Quoted passage:
##############################

If you make your own queue setup script, you can pass parameters to them using the
"Dangerous Configuration" strings. The name forewarns you.
Well the dangerous string is just appended to the tc command that sets up the
queuing disciplines, so you can use this to modify the existing invocation, say by
changing values away from implicit defaults. Like in Fred's case where he added
"target 25ms" in the egress string to change the target from the 5ms default.
3. Link Layer Adaptation
You must set the Link Layer Adaptation options correctly so that CeroWrt can
perform its best with VoIP, gaming, and other protocols that rely on short
packets. The general rule for selecting the Link Layer Adaption is:
• If you use any kind of DSL/ADSL connection to the Internet (that is, if you get
your internet service through the telephone line), you should choose the "ATM"
item.
ADSL is the keyword here, people on VDSL most likely will not need to
set ATM, but ethernet.
Leave the Per-packet Overhead set to zero.
I know I am quite wobbly on this topic, but we should recommend to use
40 as default here if ATM was selected.
• [What is the proper description here?] If you use PPPoE (but not over
ADSL/DSL link)
You will have at least 8 byte overhead, probably more. Unfortunatelly I
have no idea how to measure the overhead on non-ATM links.
, PPPoATM, or bridging that isn’t Ethernet, you should choose [what?] and set
the Per-packet Overhead to [what?]
I have to pass, maybe someone with such a link can chime in here? Then
again these setups should be rare enough to just punt (we could let the users
know they are on their own and ask for the conclusion they reached to
incorporate into the wiki).
• If you use Ethernet, Cable modem, Fiber, or other kind of connection
to the Internet, you should choose “none (default)”.
The decision tree should be, you have no ATM carrier and you do not
know of any per packet overhead you should select none.
If you cannot tell what kind of link you have, first try the ATM choice and run
the Quick Test for Bufferbloat. If the results are good, you’re done.
This will not really work, on non-ATM links selecting ATM will
overestimate the wire size of packets thereby retaining excellent latency even
at high nominal shaped ratios (should even work well at 105% of link capacity).
To really test for this we need a test that measures the link capacity for
different packet sizes, but I digress.
You can also try the other link layer adaptations to see which performs better.

##############################

Dataset content:
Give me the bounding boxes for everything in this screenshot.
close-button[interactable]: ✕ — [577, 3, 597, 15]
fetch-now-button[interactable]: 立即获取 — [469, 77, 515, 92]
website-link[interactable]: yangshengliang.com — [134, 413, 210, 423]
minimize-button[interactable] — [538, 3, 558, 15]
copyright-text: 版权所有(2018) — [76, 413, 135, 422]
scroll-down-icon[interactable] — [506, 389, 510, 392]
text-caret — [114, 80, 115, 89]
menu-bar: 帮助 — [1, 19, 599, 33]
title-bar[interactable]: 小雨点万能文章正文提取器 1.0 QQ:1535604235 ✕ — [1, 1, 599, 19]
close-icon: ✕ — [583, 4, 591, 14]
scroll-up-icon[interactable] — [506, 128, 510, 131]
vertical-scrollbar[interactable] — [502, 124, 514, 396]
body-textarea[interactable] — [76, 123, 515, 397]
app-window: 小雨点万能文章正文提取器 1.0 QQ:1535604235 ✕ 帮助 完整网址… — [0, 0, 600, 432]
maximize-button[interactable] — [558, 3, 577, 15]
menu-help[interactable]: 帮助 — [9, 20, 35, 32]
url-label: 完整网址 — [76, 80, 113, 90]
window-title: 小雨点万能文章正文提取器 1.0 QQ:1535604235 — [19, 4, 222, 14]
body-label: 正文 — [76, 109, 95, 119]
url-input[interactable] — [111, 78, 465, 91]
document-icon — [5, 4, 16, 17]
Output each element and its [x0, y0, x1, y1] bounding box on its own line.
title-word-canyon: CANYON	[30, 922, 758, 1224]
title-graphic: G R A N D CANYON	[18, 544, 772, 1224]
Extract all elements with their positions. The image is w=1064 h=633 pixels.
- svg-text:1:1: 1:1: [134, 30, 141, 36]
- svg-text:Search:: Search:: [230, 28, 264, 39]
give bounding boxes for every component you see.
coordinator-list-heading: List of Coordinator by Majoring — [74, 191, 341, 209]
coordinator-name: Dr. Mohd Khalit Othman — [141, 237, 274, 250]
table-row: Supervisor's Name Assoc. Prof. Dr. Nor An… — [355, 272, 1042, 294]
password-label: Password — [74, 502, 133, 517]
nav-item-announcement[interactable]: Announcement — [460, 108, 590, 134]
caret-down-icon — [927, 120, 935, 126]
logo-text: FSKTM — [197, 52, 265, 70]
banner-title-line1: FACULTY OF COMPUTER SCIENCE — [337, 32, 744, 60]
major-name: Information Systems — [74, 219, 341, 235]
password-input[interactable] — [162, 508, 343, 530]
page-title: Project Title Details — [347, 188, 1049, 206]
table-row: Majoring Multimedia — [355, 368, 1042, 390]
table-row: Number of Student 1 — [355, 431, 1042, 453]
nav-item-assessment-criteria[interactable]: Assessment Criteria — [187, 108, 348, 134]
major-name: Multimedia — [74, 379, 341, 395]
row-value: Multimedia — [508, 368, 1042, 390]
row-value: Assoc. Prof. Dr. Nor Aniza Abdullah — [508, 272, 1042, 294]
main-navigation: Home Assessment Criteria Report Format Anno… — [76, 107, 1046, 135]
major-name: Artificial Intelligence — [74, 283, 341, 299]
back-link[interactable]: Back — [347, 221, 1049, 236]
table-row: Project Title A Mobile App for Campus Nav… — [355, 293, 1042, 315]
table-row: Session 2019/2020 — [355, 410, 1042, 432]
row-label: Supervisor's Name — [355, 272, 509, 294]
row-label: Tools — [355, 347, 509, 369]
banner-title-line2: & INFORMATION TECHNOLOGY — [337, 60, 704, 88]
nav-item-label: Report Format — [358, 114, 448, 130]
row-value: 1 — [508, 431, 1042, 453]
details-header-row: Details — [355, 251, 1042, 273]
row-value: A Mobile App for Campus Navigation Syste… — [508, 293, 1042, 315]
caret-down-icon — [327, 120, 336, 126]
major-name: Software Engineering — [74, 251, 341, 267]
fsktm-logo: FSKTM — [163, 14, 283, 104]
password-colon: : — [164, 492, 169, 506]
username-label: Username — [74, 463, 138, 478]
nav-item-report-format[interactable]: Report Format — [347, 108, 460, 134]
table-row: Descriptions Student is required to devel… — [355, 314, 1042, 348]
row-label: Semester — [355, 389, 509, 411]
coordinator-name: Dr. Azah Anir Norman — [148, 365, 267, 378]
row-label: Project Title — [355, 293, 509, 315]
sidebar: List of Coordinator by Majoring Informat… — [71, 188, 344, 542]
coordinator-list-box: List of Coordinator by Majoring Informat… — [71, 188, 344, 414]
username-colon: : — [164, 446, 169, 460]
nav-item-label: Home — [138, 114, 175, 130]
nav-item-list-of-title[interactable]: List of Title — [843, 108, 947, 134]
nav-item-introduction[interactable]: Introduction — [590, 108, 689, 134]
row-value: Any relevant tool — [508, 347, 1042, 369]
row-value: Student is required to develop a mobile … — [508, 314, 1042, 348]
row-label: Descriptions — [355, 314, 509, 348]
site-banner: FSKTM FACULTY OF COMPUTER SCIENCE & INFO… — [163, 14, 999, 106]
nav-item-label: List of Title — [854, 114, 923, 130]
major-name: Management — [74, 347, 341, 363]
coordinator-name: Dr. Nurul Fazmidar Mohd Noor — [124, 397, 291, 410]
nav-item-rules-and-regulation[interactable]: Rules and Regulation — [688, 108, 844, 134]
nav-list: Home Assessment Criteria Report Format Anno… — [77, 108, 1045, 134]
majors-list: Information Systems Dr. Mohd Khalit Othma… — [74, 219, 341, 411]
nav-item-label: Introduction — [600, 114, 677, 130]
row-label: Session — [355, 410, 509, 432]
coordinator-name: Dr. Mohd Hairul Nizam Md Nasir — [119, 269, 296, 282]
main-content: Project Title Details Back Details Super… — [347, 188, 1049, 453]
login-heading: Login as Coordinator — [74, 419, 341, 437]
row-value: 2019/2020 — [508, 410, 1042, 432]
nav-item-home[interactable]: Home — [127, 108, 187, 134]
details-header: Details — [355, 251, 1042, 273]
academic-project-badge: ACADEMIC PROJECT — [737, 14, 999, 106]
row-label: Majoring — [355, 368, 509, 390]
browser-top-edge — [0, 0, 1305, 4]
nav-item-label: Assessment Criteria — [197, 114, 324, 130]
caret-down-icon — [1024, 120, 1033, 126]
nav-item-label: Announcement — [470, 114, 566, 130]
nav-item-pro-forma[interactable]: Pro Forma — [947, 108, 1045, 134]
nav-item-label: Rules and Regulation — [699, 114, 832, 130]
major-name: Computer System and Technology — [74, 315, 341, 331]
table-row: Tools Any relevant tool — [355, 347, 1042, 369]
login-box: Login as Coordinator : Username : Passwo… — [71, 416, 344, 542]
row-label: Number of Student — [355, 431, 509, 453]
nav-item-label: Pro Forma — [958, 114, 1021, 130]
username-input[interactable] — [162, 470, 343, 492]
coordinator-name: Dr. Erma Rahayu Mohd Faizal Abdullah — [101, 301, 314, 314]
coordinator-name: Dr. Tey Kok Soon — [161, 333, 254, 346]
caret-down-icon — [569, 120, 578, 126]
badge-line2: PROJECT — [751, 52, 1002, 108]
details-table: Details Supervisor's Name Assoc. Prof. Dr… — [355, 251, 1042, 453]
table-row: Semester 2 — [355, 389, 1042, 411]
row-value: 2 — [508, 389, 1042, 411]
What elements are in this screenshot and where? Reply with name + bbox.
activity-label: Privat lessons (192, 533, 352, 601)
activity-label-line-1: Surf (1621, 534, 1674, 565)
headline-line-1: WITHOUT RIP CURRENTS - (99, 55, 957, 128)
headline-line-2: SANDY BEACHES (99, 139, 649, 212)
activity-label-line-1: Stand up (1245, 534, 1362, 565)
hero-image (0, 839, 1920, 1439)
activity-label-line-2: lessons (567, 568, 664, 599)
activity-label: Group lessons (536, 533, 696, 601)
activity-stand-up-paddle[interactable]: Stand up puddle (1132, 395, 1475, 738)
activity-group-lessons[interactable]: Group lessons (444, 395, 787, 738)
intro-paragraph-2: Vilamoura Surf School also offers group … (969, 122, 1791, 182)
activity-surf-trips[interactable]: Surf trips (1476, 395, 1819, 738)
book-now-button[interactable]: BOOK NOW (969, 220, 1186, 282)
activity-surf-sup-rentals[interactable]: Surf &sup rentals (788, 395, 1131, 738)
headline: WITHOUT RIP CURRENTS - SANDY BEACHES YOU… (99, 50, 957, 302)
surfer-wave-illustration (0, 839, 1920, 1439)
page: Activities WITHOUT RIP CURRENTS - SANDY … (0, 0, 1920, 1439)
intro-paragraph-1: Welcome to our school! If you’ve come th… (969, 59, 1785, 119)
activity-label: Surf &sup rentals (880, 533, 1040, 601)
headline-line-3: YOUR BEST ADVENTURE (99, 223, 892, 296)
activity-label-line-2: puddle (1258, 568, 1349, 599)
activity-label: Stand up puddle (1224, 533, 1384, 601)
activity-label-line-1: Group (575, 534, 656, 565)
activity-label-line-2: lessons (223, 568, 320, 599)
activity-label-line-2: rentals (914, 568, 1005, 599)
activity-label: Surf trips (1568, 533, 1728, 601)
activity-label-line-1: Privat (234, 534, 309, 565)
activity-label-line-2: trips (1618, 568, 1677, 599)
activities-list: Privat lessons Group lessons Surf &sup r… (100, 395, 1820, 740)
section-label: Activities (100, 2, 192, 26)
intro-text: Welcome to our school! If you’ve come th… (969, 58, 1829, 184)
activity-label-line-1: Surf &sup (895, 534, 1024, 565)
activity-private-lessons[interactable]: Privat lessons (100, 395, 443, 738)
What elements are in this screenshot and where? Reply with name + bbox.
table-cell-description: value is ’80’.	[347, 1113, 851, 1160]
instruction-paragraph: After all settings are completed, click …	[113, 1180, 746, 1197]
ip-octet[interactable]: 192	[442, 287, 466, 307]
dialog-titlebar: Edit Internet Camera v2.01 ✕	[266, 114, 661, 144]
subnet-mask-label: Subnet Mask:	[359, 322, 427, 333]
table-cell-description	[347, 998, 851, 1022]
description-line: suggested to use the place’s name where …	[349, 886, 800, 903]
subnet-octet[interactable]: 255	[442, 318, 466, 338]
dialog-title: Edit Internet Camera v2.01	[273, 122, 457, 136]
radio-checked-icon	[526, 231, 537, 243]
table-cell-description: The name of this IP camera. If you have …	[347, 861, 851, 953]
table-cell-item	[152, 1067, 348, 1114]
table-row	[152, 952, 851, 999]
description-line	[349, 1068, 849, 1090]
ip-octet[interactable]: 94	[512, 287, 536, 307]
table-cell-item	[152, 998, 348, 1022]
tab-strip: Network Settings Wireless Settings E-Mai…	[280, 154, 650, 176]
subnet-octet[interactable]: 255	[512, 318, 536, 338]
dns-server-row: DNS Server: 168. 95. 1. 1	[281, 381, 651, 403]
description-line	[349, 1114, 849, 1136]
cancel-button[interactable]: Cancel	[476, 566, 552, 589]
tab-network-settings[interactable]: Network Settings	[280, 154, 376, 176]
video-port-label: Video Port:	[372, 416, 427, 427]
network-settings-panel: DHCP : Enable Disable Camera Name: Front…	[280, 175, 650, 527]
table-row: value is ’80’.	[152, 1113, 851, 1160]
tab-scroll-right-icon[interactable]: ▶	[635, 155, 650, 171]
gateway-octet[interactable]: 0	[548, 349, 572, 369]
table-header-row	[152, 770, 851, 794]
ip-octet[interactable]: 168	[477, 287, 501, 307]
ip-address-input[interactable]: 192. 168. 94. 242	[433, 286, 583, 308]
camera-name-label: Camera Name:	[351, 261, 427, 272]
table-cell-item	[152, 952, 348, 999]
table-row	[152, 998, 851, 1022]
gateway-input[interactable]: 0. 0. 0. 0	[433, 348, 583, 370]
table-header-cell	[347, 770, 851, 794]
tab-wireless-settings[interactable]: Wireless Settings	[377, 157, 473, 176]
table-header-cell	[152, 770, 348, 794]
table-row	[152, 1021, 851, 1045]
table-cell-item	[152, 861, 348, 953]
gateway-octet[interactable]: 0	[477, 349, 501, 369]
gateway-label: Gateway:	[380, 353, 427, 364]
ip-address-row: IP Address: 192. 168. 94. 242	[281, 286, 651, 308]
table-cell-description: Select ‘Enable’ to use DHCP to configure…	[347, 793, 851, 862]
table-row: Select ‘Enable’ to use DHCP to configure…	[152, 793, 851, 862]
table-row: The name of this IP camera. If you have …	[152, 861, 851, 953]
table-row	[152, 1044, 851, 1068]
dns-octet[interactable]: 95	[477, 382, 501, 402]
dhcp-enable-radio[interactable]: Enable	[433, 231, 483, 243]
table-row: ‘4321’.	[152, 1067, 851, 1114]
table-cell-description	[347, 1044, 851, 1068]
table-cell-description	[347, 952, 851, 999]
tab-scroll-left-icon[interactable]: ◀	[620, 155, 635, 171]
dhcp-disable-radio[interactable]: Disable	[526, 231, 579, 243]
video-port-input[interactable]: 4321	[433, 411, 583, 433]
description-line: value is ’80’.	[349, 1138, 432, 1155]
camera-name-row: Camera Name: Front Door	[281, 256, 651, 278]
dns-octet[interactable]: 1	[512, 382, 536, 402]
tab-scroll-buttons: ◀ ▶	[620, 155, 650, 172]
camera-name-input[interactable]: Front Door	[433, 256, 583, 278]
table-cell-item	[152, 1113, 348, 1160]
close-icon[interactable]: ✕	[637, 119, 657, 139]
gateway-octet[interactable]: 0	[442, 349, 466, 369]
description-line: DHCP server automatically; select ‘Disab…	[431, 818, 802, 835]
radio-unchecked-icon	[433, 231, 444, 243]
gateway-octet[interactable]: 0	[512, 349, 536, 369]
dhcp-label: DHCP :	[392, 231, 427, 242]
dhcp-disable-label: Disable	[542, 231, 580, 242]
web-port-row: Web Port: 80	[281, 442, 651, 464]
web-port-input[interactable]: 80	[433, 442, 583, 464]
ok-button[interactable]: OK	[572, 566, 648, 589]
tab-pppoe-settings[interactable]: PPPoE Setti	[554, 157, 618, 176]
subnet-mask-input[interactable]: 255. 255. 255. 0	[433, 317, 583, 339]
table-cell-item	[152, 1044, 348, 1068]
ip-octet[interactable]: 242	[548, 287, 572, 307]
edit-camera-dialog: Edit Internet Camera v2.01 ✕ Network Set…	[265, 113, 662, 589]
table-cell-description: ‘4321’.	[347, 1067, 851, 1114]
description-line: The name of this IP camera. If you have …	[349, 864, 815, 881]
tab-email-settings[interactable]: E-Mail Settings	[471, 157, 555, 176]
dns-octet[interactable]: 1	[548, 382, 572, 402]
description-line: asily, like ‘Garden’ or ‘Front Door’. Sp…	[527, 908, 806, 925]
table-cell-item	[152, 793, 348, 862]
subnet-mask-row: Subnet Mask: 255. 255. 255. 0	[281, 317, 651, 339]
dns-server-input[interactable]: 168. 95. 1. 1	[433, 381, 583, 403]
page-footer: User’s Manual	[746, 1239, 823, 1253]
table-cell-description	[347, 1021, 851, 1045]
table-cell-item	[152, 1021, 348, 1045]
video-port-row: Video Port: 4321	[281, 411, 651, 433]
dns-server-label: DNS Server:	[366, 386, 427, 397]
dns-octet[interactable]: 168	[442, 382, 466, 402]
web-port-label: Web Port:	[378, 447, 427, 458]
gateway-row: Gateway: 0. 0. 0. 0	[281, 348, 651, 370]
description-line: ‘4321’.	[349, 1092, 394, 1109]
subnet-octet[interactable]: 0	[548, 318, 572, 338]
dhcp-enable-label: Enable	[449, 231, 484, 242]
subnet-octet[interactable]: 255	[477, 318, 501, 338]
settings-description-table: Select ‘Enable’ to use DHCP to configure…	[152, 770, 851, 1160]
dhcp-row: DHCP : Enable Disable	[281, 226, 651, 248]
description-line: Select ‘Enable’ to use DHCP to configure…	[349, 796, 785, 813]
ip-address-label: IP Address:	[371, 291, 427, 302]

##############################

Tasks to complete:
[a] From the CeroWrt text, return the passage that begins at the words "The decision tree" and stops after the words "good, you’re done.".
[b] Answer these questions from the CeroWrt text:
(i) In Fred's case, what default target did he change, and to what value?
(ii) Which Link Layer Adaptation item should someone on a DSL/ADSL connection choose?
(iii) Which item should be chosen for Ethernet, cable modem, or fiber connections?
The records aren't needed for this work.

Answers by task:
[a]
The decision tree should be, you have no ATM carrier and you do not
know of any per packet overhead you should select none.
If you cannot tell what kind of link you have, first try the ATM choice and run
the Quick Test for Bufferbloat. If the results are good, you’re done.

[b]
(i) He changed it from the 5ms default to 25ms ("target 25ms").
(ii) The "ATM" item.
(iii) "none (default)".